Start of RECORDS FOR THIS TASK

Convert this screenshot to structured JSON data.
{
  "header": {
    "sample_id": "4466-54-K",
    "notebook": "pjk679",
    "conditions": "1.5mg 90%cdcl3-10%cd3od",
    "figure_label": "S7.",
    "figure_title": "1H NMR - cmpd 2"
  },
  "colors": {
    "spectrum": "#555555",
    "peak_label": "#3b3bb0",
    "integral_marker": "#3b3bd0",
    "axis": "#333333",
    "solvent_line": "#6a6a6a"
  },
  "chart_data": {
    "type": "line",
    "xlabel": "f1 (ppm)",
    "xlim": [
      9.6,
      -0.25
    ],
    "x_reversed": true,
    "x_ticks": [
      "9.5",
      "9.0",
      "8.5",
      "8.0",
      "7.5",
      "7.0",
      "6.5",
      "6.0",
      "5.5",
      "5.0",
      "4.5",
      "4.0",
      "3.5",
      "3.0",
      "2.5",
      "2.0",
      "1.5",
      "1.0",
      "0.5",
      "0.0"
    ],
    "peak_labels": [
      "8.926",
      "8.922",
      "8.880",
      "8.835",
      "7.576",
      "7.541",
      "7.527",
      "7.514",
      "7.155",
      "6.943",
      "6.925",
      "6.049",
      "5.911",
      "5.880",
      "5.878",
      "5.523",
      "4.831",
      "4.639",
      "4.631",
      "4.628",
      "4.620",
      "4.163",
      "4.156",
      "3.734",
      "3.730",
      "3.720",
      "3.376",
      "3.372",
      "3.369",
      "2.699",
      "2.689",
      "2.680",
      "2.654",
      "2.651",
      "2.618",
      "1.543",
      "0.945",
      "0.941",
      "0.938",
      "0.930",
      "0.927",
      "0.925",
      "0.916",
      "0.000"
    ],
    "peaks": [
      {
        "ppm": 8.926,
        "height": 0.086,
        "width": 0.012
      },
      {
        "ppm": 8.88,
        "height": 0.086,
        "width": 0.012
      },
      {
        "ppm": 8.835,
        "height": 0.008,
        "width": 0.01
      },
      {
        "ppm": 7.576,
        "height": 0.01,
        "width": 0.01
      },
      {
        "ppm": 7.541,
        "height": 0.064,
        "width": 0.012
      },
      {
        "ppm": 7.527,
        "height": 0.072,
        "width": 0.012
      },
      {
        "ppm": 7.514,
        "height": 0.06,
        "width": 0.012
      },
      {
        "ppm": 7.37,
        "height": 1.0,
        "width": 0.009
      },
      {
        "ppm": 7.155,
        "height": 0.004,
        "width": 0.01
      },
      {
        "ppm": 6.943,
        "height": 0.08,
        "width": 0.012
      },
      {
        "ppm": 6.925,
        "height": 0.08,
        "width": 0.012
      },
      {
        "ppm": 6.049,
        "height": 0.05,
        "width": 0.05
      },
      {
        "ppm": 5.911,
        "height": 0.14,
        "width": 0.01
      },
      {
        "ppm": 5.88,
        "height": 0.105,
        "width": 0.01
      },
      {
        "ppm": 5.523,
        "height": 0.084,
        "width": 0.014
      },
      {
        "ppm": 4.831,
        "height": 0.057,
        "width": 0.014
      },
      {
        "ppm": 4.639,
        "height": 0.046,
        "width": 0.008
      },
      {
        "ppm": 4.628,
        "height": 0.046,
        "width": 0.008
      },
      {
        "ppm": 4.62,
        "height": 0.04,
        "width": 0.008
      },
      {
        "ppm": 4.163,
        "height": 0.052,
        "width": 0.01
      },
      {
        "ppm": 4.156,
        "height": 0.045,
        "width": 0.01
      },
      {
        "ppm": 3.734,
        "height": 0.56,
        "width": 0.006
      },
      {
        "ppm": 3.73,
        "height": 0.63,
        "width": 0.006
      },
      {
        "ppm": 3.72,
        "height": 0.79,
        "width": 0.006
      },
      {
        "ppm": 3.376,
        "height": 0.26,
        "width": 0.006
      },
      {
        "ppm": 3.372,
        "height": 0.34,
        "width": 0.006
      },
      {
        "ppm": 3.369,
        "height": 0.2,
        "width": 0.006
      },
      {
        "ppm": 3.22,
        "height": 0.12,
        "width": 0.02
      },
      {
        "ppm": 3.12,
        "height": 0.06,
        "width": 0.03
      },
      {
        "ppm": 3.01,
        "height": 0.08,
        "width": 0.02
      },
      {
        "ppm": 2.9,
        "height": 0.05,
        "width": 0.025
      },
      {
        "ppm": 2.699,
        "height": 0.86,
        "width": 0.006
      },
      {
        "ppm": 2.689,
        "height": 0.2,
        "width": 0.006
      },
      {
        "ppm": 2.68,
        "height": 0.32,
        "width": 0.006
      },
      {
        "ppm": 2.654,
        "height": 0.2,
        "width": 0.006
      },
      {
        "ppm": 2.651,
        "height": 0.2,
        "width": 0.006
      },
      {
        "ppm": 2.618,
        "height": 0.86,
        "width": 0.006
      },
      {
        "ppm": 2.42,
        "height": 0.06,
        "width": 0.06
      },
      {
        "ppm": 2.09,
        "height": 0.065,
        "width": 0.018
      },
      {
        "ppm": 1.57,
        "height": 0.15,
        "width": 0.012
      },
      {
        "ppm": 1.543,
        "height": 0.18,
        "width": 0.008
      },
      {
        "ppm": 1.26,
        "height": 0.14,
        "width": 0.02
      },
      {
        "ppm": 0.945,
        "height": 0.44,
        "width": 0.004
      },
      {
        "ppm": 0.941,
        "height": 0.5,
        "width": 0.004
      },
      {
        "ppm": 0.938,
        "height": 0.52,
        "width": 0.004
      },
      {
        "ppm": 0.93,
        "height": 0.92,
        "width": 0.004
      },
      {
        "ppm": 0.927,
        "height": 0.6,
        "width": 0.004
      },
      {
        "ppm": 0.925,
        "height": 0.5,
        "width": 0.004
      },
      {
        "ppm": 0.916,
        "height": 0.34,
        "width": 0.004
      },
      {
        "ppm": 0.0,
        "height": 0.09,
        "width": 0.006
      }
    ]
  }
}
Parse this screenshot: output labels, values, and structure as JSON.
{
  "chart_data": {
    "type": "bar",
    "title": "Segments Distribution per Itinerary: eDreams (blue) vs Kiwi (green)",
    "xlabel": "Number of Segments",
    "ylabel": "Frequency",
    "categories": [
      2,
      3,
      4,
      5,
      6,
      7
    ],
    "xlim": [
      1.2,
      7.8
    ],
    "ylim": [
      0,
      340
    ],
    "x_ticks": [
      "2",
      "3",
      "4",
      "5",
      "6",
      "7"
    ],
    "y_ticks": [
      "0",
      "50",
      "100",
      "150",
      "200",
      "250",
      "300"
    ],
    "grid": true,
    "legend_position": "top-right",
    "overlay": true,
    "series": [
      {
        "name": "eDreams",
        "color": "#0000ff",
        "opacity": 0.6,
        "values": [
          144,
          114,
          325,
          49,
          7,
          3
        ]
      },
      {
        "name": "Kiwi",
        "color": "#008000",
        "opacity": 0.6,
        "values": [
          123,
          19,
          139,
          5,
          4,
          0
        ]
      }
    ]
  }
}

End of RECORDS FOR THIS TASK

__WRITTEN TASK__
Of the lines in the material, how many contain the word "JSON"? Reply with the number and nothing else.

__TASK ANSWER__
2